* **THE REQUEST**:
Please transcribe the data that follows without the pictures, keeping every word the same.

* **GIVEN INFORMATION**:

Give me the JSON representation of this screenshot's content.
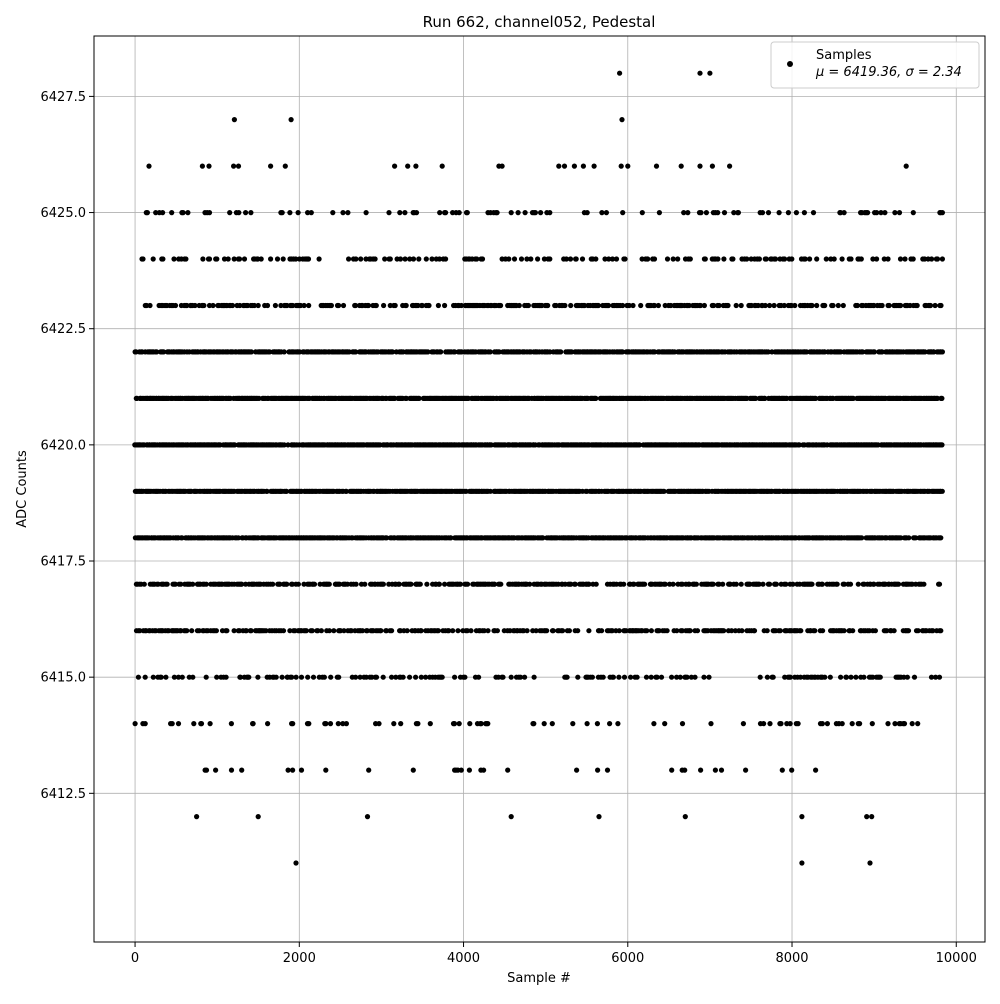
{
  "chart_data": {
    "type": "scatter",
    "title": "Run 662, channel052, Pedestal",
    "xlabel": "Sample #",
    "ylabel": "ADC Counts",
    "xlim": [
      -500,
      10350
    ],
    "ylim": [
      6409.3,
      6428.8
    ],
    "xticks": [
      0,
      2000,
      4000,
      6000,
      8000,
      10000
    ],
    "xtick_labels": [
      "0",
      "2000",
      "4000",
      "6000",
      "8000",
      "10000"
    ],
    "yticks": [
      6412.5,
      6415.0,
      6417.5,
      6420.0,
      6422.5,
      6425.0,
      6427.5
    ],
    "ytick_labels": [
      "6412.5",
      "6415.0",
      "6417.5",
      "6420.0",
      "6422.5",
      "6425.0",
      "6427.5"
    ],
    "grid": true,
    "legend": {
      "placement": "top-right",
      "entries": [
        {
          "label": "Samples",
          "sublabel": "μ = 6419.36, σ = 2.34",
          "marker": "dot",
          "color": "#000000"
        }
      ]
    },
    "series": [
      {
        "name": "Samples",
        "color": "#000000",
        "x_range": [
          0,
          9840
        ],
        "dense_rows": [
          {
            "y": 6417,
            "density": 0.55
          },
          {
            "y": 6418,
            "density": 0.82
          },
          {
            "y": 6419,
            "density": 0.85
          },
          {
            "y": 6420,
            "density": 0.88
          },
          {
            "y": 6421,
            "density": 0.85
          },
          {
            "y": 6422,
            "density": 0.75
          },
          {
            "y": 6416,
            "density": 0.45
          },
          {
            "y": 6423,
            "density": 0.42
          },
          {
            "y": 6424,
            "density": 0.22
          },
          {
            "y": 6415,
            "density": 0.25
          },
          {
            "y": 6425,
            "density": 0.14
          },
          {
            "y": 6414,
            "density": 0.1
          },
          {
            "y": 6413,
            "density": 0.04
          }
        ],
        "points": [
          [
            5900,
            6428
          ],
          [
            6880,
            6428
          ],
          [
            7000,
            6428
          ],
          [
            1210,
            6427
          ],
          [
            1900,
            6427
          ],
          [
            5930,
            6427
          ],
          [
            170,
            6426
          ],
          [
            820,
            6426
          ],
          [
            900,
            6426
          ],
          [
            1200,
            6426
          ],
          [
            1260,
            6426
          ],
          [
            1650,
            6426
          ],
          [
            1830,
            6426
          ],
          [
            3160,
            6426
          ],
          [
            3320,
            6426
          ],
          [
            3420,
            6426
          ],
          [
            3740,
            6426
          ],
          [
            4430,
            6426
          ],
          [
            4470,
            6426
          ],
          [
            5160,
            6426
          ],
          [
            5230,
            6426
          ],
          [
            5350,
            6426
          ],
          [
            5460,
            6426
          ],
          [
            5590,
            6426
          ],
          [
            5920,
            6426
          ],
          [
            6000,
            6426
          ],
          [
            6350,
            6426
          ],
          [
            6650,
            6426
          ],
          [
            6880,
            6426
          ],
          [
            7030,
            6426
          ],
          [
            7240,
            6426
          ],
          [
            9390,
            6426
          ],
          [
            750,
            6412
          ],
          [
            1500,
            6412
          ],
          [
            2830,
            6412
          ],
          [
            4580,
            6412
          ],
          [
            5650,
            6412
          ],
          [
            6700,
            6412
          ],
          [
            8120,
            6412
          ],
          [
            8910,
            6412
          ],
          [
            8970,
            6412
          ],
          [
            1960,
            6411
          ],
          [
            8120,
            6411
          ],
          [
            8950,
            6411
          ]
        ]
      }
    ]
  }
}
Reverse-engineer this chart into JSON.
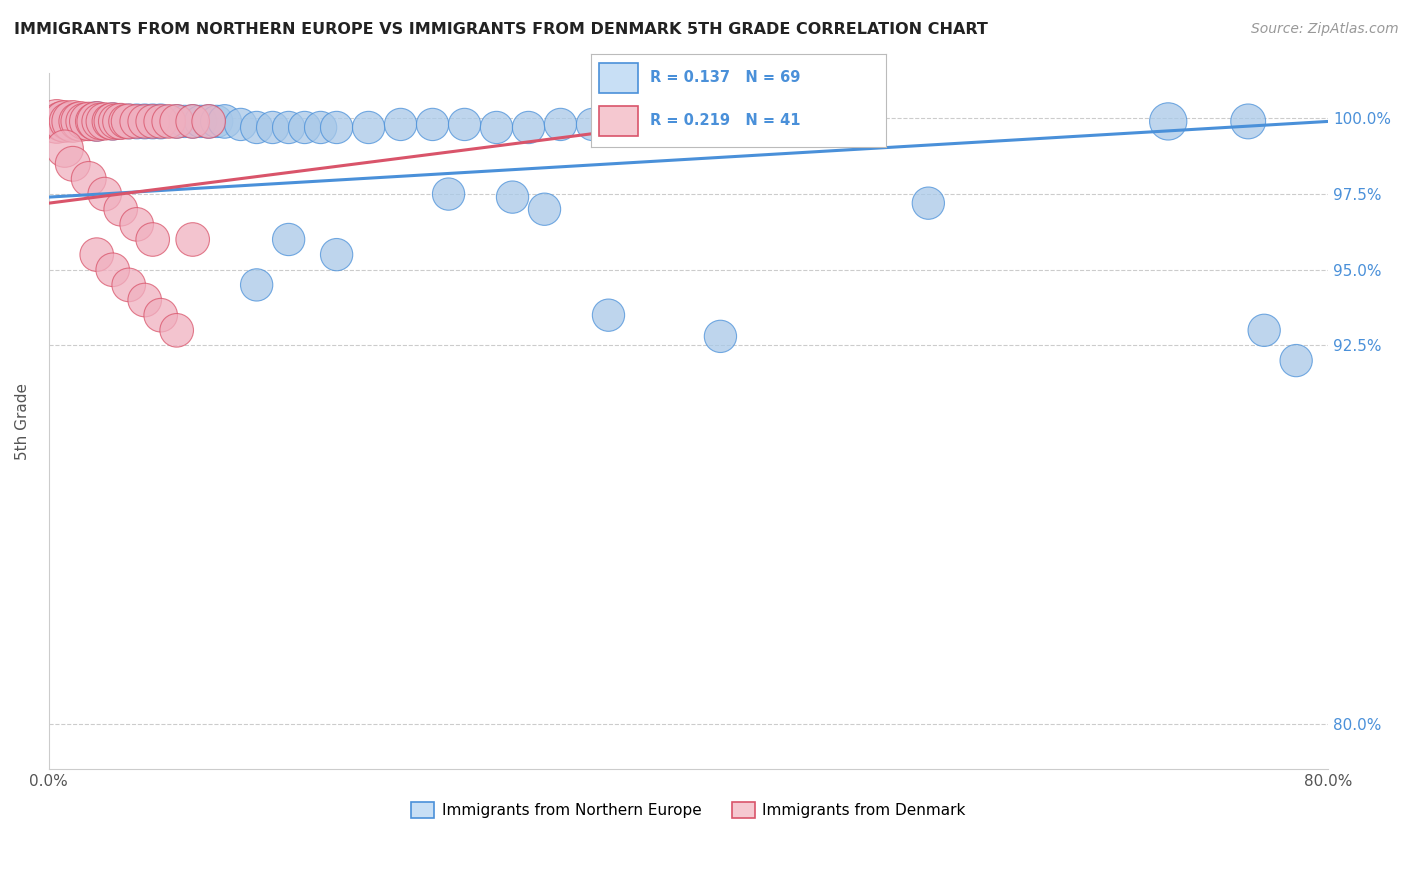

* **RESULT OF THIS TASK**:
Give me the JSON representation of this screenshot's content.
{
  "chart_data": {
    "type": "scatter",
    "title": "Run 662, channel052, Pedestal",
    "xlabel": "Sample #",
    "ylabel": "ADC Counts",
    "xlim": [
      -500,
      10350
    ],
    "ylim": [
      6409.3,
      6428.8
    ],
    "xticks": [
      0,
      2000,
      4000,
      6000,
      8000,
      10000
    ],
    "xtick_labels": [
      "0",
      "2000",
      "4000",
      "6000",
      "8000",
      "10000"
    ],
    "yticks": [
      6412.5,
      6415.0,
      6417.5,
      6420.0,
      6422.5,
      6425.0,
      6427.5
    ],
    "ytick_labels": [
      "6412.5",
      "6415.0",
      "6417.5",
      "6420.0",
      "6422.5",
      "6425.0",
      "6427.5"
    ],
    "grid": true,
    "legend": {
      "placement": "top-right",
      "entries": [
        {
          "label": "Samples",
          "sublabel": "μ = 6419.36, σ = 2.34",
          "marker": "dot",
          "color": "#000000"
        }
      ]
    },
    "series": [
      {
        "name": "Samples",
        "color": "#000000",
        "x_range": [
          0,
          9840
        ],
        "dense_rows": [
          {
            "y": 6417,
            "density": 0.55
          },
          {
            "y": 6418,
            "density": 0.82
          },
          {
            "y": 6419,
            "density": 0.85
          },
          {
            "y": 6420,
            "density": 0.88
          },
          {
            "y": 6421,
            "density": 0.85
          },
          {
            "y": 6422,
            "density": 0.75
          },
          {
            "y": 6416,
            "density": 0.45
          },
          {
            "y": 6423,
            "density": 0.42
          },
          {
            "y": 6424,
            "density": 0.22
          },
          {
            "y": 6415,
            "density": 0.25
          },
          {
            "y": 6425,
            "density": 0.14
          },
          {
            "y": 6414,
            "density": 0.1
          },
          {
            "y": 6413,
            "density": 0.04
          }
        ],
        "points": [
          [
            5900,
            6428
          ],
          [
            6880,
            6428
          ],
          [
            7000,
            6428
          ],
          [
            1210,
            6427
          ],
          [
            1900,
            6427
          ],
          [
            5930,
            6427
          ],
          [
            170,
            6426
          ],
          [
            820,
            6426
          ],
          [
            900,
            6426
          ],
          [
            1200,
            6426
          ],
          [
            1260,
            6426
          ],
          [
            1650,
            6426
          ],
          [
            1830,
            6426
          ],
          [
            3160,
            6426
          ],
          [
            3320,
            6426
          ],
          [
            3420,
            6426
          ],
          [
            3740,
            6426
          ],
          [
            4430,
            6426
          ],
          [
            4470,
            6426
          ],
          [
            5160,
            6426
          ],
          [
            5230,
            6426
          ],
          [
            5350,
            6426
          ],
          [
            5460,
            6426
          ],
          [
            5590,
            6426
          ],
          [
            5920,
            6426
          ],
          [
            6000,
            6426
          ],
          [
            6350,
            6426
          ],
          [
            6650,
            6426
          ],
          [
            6880,
            6426
          ],
          [
            7030,
            6426
          ],
          [
            7240,
            6426
          ],
          [
            9390,
            6426
          ],
          [
            750,
            6412
          ],
          [
            1500,
            6412
          ],
          [
            2830,
            6412
          ],
          [
            4580,
            6412
          ],
          [
            5650,
            6412
          ],
          [
            6700,
            6412
          ],
          [
            8120,
            6412
          ],
          [
            8910,
            6412
          ],
          [
            8970,
            6412
          ],
          [
            1960,
            6411
          ],
          [
            8120,
            6411
          ],
          [
            8950,
            6411
          ]
        ]
      }
    ]
  }
}
Reverse-engineer this chart into JSON.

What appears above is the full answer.